_What is needed_
Answer with nothing but the number of lines that include the word "เวลา".

[start Records]

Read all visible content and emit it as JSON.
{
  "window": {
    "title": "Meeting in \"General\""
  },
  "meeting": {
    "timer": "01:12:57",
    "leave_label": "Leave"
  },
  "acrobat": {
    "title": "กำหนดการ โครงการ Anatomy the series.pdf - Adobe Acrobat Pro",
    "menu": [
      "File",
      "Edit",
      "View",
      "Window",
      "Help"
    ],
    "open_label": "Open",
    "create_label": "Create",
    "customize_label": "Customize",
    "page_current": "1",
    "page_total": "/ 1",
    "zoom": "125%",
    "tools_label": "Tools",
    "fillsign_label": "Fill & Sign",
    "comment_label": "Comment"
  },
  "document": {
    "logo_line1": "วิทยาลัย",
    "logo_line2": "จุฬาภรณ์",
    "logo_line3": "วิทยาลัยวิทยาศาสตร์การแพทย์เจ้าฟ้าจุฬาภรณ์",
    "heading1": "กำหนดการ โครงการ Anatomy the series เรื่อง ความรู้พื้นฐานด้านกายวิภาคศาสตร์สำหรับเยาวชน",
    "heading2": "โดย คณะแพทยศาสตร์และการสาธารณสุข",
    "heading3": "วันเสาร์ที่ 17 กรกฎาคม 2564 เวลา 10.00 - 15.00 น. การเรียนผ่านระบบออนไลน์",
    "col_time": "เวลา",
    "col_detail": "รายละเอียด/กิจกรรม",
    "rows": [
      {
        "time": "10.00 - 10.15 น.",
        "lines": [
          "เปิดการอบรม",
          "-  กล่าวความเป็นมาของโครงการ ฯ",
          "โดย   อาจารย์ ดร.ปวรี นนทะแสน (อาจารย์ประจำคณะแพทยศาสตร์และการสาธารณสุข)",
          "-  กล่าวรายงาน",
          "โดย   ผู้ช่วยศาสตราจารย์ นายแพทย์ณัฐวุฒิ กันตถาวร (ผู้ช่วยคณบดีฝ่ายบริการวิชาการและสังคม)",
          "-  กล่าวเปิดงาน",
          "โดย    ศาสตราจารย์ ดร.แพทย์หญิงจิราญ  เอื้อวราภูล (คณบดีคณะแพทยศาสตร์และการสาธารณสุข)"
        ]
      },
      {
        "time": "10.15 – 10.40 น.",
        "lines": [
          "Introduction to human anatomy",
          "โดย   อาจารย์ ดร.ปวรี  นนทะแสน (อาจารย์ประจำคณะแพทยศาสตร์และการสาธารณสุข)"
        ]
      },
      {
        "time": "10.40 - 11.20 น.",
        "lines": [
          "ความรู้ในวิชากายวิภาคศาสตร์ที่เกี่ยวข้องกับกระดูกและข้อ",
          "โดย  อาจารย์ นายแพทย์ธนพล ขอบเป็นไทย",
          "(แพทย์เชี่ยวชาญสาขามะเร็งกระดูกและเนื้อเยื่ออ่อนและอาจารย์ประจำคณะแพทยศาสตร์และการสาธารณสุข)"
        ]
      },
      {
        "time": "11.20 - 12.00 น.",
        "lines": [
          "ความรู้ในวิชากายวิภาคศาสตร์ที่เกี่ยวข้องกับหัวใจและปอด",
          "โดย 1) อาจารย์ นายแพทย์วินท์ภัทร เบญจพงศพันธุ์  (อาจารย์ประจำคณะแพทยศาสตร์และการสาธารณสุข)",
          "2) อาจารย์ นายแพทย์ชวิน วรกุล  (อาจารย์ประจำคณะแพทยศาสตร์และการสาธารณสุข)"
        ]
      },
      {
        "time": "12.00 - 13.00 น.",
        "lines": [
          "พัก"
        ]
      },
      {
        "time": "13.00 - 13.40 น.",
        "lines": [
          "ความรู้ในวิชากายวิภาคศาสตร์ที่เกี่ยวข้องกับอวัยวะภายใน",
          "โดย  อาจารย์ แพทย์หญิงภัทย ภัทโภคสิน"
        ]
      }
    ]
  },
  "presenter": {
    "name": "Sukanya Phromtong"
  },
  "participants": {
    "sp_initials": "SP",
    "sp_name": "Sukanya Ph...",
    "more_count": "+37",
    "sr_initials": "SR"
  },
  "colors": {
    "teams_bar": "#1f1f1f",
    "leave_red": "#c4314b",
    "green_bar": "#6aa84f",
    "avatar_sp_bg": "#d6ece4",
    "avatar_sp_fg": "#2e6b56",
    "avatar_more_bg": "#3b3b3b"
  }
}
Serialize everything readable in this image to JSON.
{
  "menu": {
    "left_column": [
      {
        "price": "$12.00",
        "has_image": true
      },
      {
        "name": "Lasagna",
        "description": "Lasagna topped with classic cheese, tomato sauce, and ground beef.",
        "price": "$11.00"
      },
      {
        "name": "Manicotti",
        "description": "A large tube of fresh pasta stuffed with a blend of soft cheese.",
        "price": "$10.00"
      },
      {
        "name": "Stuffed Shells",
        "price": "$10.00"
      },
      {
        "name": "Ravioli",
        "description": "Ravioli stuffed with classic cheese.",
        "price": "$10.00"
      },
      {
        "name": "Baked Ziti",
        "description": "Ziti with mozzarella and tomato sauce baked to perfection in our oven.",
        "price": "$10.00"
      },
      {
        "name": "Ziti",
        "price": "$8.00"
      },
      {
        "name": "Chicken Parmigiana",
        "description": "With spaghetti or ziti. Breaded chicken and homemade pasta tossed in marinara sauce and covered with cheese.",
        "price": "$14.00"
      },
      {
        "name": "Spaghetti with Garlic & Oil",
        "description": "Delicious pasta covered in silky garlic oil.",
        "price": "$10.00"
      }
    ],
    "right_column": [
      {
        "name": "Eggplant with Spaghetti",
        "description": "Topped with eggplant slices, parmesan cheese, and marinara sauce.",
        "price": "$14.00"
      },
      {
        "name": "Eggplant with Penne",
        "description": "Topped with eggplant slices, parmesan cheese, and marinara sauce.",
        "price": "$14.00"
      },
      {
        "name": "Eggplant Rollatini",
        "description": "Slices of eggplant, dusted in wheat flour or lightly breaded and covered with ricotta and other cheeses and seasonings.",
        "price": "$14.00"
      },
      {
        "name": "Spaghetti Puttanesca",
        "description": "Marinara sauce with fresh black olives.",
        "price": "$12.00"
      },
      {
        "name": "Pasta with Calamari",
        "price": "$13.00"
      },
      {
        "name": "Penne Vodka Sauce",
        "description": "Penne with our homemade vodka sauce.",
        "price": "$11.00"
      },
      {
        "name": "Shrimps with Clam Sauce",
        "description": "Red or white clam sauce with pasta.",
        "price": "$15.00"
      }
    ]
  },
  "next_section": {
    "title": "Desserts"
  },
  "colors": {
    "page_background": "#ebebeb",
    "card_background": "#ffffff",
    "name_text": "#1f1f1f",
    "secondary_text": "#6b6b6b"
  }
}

[end Records]

_Answer below_
2